### Exercise details
In your copy, repeat the records exactly and leave out the pictures.

#### Data shown

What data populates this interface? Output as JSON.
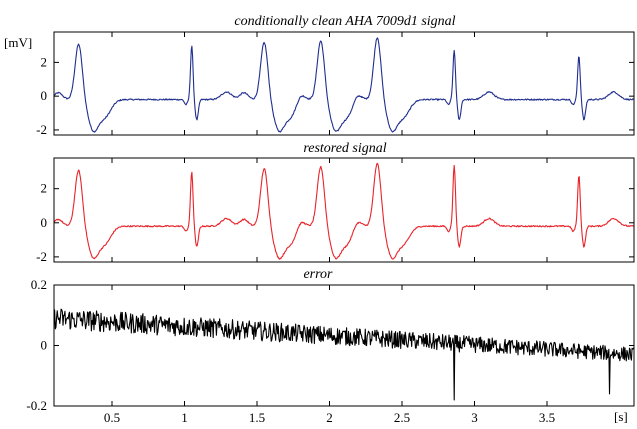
{
  "units": {
    "y": "[mV]",
    "x": "[s]"
  },
  "chart_data": [
    {
      "type": "line",
      "title": "conditionally clean AHA 7009d1 signal",
      "xlim": [
        0.1,
        4.1
      ],
      "ylim": [
        -2.3,
        3.8
      ],
      "yticks": [
        -2,
        0,
        2
      ],
      "ytick_labels": [
        "-2",
        "0",
        "2"
      ],
      "grid": false,
      "series": [
        {
          "color": "#1f2e8f",
          "description_points": "waveform",
          "beats": [
            {
              "t": 0.27,
              "kind": "wide",
              "peak": 3.1
            },
            {
              "t": 1.05,
              "kind": "narrow",
              "peak": 3.2
            },
            {
              "t": 1.55,
              "kind": "wide",
              "peak": 3.2
            },
            {
              "t": 1.94,
              "kind": "wide",
              "peak": 3.3
            },
            {
              "t": 2.33,
              "kind": "wide",
              "peak": 3.5
            },
            {
              "t": 2.86,
              "kind": "narrow",
              "peak": 2.9
            },
            {
              "t": 3.72,
              "kind": "narrow",
              "peak": 2.6
            }
          ]
        }
      ]
    },
    {
      "type": "line",
      "title": "restored signal",
      "xlim": [
        0.1,
        4.1
      ],
      "ylim": [
        -2.3,
        3.8
      ],
      "yticks": [
        -2,
        0,
        2
      ],
      "ytick_labels": [
        "-2",
        "0",
        "2"
      ],
      "grid": false,
      "series": [
        {
          "color": "#e8232a",
          "beats": [
            {
              "t": 0.27,
              "kind": "wide",
              "peak": 3.1
            },
            {
              "t": 1.05,
              "kind": "narrow",
              "peak": 3.2
            },
            {
              "t": 1.55,
              "kind": "wide",
              "peak": 3.2
            },
            {
              "t": 1.94,
              "kind": "wide",
              "peak": 3.3
            },
            {
              "t": 2.33,
              "kind": "wide",
              "peak": 3.5
            },
            {
              "t": 2.86,
              "kind": "narrow",
              "peak": 3.6
            },
            {
              "t": 3.72,
              "kind": "narrow",
              "peak": 3.0
            }
          ]
        }
      ]
    },
    {
      "type": "line",
      "title": "error",
      "xlim": [
        0.1,
        4.1
      ],
      "ylim": [
        -0.2,
        0.2
      ],
      "yticks": [
        -0.2,
        0,
        0.2
      ],
      "ytick_labels": [
        "-0.2",
        "0",
        "0.2"
      ],
      "xticks": [
        0.5,
        1,
        1.5,
        2,
        2.5,
        3,
        3.5
      ],
      "xtick_labels": [
        "0.5",
        "1",
        "1.5",
        "2",
        "2.5",
        "3",
        "3.5"
      ],
      "grid": false,
      "series": [
        {
          "color": "#000000",
          "trend_start": 0.09,
          "trend_end": -0.03,
          "noise_amplitude": 0.03,
          "spikes": [
            {
              "t": 2.86,
              "value": -0.18
            },
            {
              "t": 3.93,
              "value": -0.16
            }
          ]
        }
      ]
    }
  ]
}
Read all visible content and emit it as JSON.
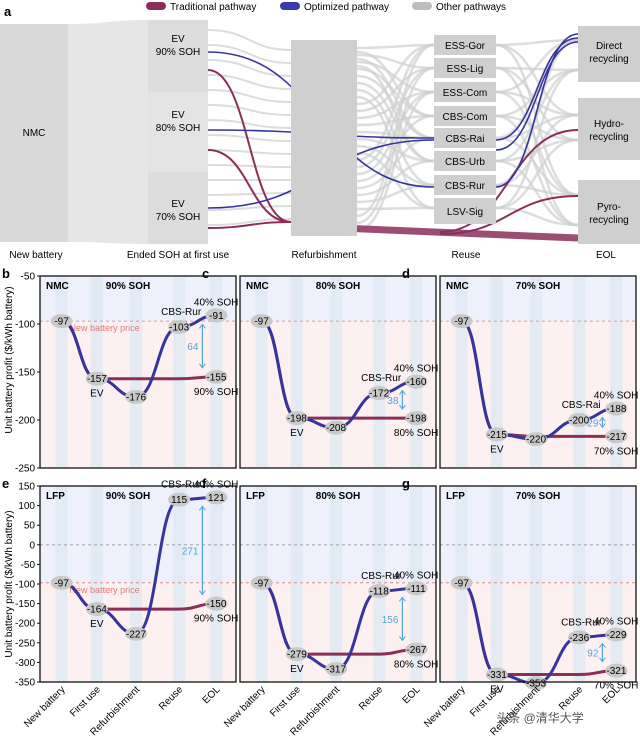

########

### The output
What data populates this interface? Output as JSON.
{
  "units": {
    "y": "[mV]",
    "x": "[s]"
  },
  "chart_data": [
    {
      "type": "line",
      "title": "conditionally clean AHA 7009d1 signal",
      "xlim": [
        0.1,
        4.1
      ],
      "ylim": [
        -2.3,
        3.8
      ],
      "yticks": [
        -2,
        0,
        2
      ],
      "ytick_labels": [
        "-2",
        "0",
        "2"
      ],
      "grid": false,
      "series": [
        {
          "color": "#1f2e8f",
          "description_points": "waveform",
          "beats": [
            {
              "t": 0.27,
              "kind": "wide",
              "peak": 3.1
            },
            {
              "t": 1.05,
              "kind": "narrow",
              "peak": 3.2
            },
            {
              "t": 1.55,
              "kind": "wide",
              "peak": 3.2
            },
            {
              "t": 1.94,
              "kind": "wide",
              "peak": 3.3
            },
            {
              "t": 2.33,
              "kind": "wide",
              "peak": 3.5
            },
            {
              "t": 2.86,
              "kind": "narrow",
              "peak": 2.9
            },
            {
              "t": 3.72,
              "kind": "narrow",
              "peak": 2.6
            }
          ]
        }
      ]
    },
    {
      "type": "line",
      "title": "restored signal",
      "xlim": [
        0.1,
        4.1
      ],
      "ylim": [
        -2.3,
        3.8
      ],
      "yticks": [
        -2,
        0,
        2
      ],
      "ytick_labels": [
        "-2",
        "0",
        "2"
      ],
      "grid": false,
      "series": [
        {
          "color": "#e8232a",
          "beats": [
            {
              "t": 0.27,
              "kind": "wide",
              "peak": 3.1
            },
            {
              "t": 1.05,
              "kind": "narrow",
              "peak": 3.2
            },
            {
              "t": 1.55,
              "kind": "wide",
              "peak": 3.2
            },
            {
              "t": 1.94,
              "kind": "wide",
              "peak": 3.3
            },
            {
              "t": 2.33,
              "kind": "wide",
              "peak": 3.5
            },
            {
              "t": 2.86,
              "kind": "narrow",
              "peak": 3.6
            },
            {
              "t": 3.72,
              "kind": "narrow",
              "peak": 3.0
            }
          ]
        }
      ]
    },
    {
      "type": "line",
      "title": "error",
      "xlim": [
        0.1,
        4.1
      ],
      "ylim": [
        -0.2,
        0.2
      ],
      "yticks": [
        -0.2,
        0,
        0.2
      ],
      "ytick_labels": [
        "-0.2",
        "0",
        "0.2"
      ],
      "xticks": [
        0.5,
        1,
        1.5,
        2,
        2.5,
        3,
        3.5
      ],
      "xtick_labels": [
        "0.5",
        "1",
        "1.5",
        "2",
        "2.5",
        "3",
        "3.5"
      ],
      "grid": false,
      "series": [
        {
          "color": "#000000",
          "trend_start": 0.09,
          "trend_end": -0.03,
          "noise_amplitude": 0.03,
          "spikes": [
            {
              "t": 2.86,
              "value": -0.18
            },
            {
              "t": 3.93,
              "value": -0.16
            }
          ]
        }
      ]
    }
  ]
}
Read all visible content and emit it as JSON.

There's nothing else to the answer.